## Records supplied
- - - - - - -
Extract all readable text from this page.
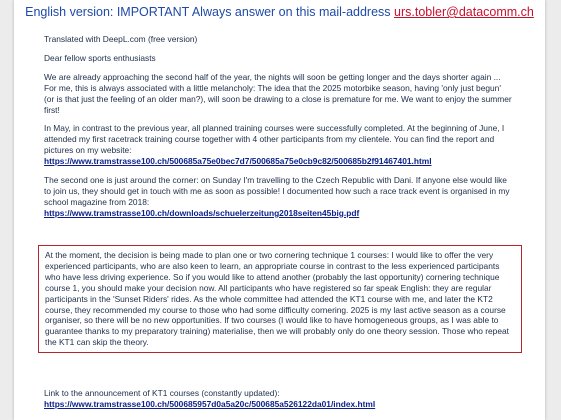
English version: IMPORTANT Always answer on this mail-address urs.tobler@datacomm.ch
Translated with DeepL.com (free version)
Dear fellow sports enthusiasts
We are already approaching the second half of the year, the nights will soon be getting longer and the days shorter again ... For me, this is always associated with a little melancholy: The idea that the 2025 motorbike season, having 'only just begun' (or is that just the feeling of an older man?), will soon be drawing to a close is premature for me. We want to enjoy the summer first!
In May, in contrast to the previous year, all planned training courses were successfully completed. At the beginning of June, I attended my first racetrack training course together with 4 other participants from my clientele. You can find the report and pictures on my website:
https://www.tramstrasse100.ch/500685a75e0bec7d7/500685a75e0cb9c82/500685b2f91467401.html
The second one is just around the corner: on Sunday I'm travelling to the Czech Republic with Dani. If anyone else would like to join us, they should get in touch with me as soon as possible! I documented how such a race track event is organised in my school magazine from 2018:
https://www.tramstrasse100.ch/downloads/schuelerzeitung2018seiten45big.pdf
At the moment, the decision is being made to plan one or two cornering technique 1 courses: I would like to offer the very experienced participants, who are also keen to learn, an appropriate course in contrast to the less experienced participants who have less driving experience. So if you would like to attend another (probably the last opportunity) cornering technique course 1, you should make your decision now. All participants who have registered so far speak English: they are regular participants in the 'Sunset Riders' rides. As the whole committee had attended the KT1 course with me, and later the KT2 course, they recommended my course to those who had some difficulty cornering. 2025 is my last active season as a course organiser, so there will be no new opportunities. If two courses (I would like to have homogeneous groups, as I was able to guarantee thanks to my preparatory training) materialise, then we will probably only do one theory session. Those who repeat the KT1 can skip the theory.
Link to the announcement of KT1 courses (constantly updated):
https://www.tramstrasse100.ch/500685957d0a5a20c/500685a526122da01/index.html
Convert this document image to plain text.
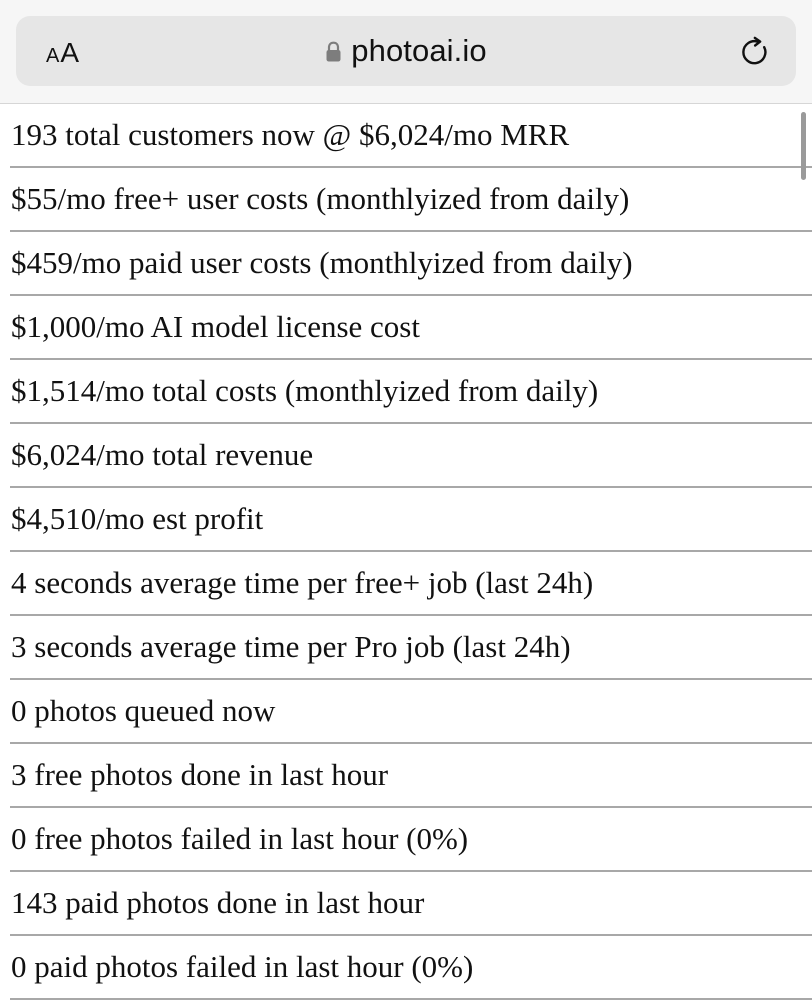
A A	photoai.io
193 total customers now @ $6,024/mo MRR
$55/mo free+ user costs (monthlyized from daily)
$459/mo paid user costs (monthlyized from daily)
$1,000/mo AI model license cost
$1,514/mo total costs (monthlyized from daily)
$6,024/mo total revenue
$4,510/mo est profit
4 seconds average time per free+ job (last 24h)
3 seconds average time per Pro job (last 24h)
0 photos queued now
3 free photos done in last hour
0 free photos failed in last hour (0%)
143 paid photos done in last hour
0 paid photos failed in last hour (0%)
- - - - - - -
## Task requirements
Look through the listing above. Pick out each line with "daily" and copy it.

## Reply to the task
$55/mo free+ user costs (monthlyized from daily)
$459/mo paid user costs (monthlyized from daily)
$1,514/mo total costs (monthlyized from daily)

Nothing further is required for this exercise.